> Input for this task:
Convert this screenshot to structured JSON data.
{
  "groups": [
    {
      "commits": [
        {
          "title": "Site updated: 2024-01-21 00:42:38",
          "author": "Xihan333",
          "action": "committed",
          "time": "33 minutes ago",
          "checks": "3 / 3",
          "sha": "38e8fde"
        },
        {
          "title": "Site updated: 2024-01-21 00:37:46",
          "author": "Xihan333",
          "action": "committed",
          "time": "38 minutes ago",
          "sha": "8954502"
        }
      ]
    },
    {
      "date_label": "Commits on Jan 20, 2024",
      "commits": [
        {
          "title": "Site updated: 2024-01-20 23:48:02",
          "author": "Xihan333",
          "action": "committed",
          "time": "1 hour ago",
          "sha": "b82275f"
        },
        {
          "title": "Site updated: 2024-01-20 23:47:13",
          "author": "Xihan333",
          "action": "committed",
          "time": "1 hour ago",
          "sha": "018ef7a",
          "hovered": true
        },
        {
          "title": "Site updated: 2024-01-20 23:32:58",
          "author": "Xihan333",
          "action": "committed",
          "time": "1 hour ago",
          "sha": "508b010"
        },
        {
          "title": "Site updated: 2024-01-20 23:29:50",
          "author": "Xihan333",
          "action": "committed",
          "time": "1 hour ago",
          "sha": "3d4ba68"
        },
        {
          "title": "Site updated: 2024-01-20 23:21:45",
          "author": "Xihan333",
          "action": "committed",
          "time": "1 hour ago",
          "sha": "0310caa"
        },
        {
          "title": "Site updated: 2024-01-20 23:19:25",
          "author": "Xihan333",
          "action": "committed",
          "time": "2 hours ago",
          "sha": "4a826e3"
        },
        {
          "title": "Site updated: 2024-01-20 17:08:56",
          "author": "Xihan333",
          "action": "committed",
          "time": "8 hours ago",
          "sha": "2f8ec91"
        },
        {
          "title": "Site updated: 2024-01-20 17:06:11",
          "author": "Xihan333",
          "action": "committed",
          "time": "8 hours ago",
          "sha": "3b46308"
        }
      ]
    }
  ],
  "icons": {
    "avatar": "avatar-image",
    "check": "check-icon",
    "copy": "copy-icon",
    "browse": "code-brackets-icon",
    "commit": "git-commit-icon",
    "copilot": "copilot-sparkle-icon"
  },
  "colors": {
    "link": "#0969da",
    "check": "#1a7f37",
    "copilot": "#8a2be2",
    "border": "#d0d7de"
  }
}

> Do this: List the lines of the entries that include "title".

> Reply to the exercise:
          "title": "Site updated: 2024-01-21 00:42:38",
          "title": "Site updated: 2024-01-21 00:37:46",
          "title": "Site updated: 2024-01-20 23:48:02",
          "title": "Site updated: 2024-01-20 23:47:13",
          "title": "Site updated: 2024-01-20 23:32:58",
          "title": "Site updated: 2024-01-20 23:29:50",
          "title": "Site updated: 2024-01-20 23:21:45",
          "title": "Site updated: 2024-01-20 23:19:25",
          "title": "Site updated: 2024-01-20 17:08:56",
          "title": "Site updated: 2024-01-20 17:06:11",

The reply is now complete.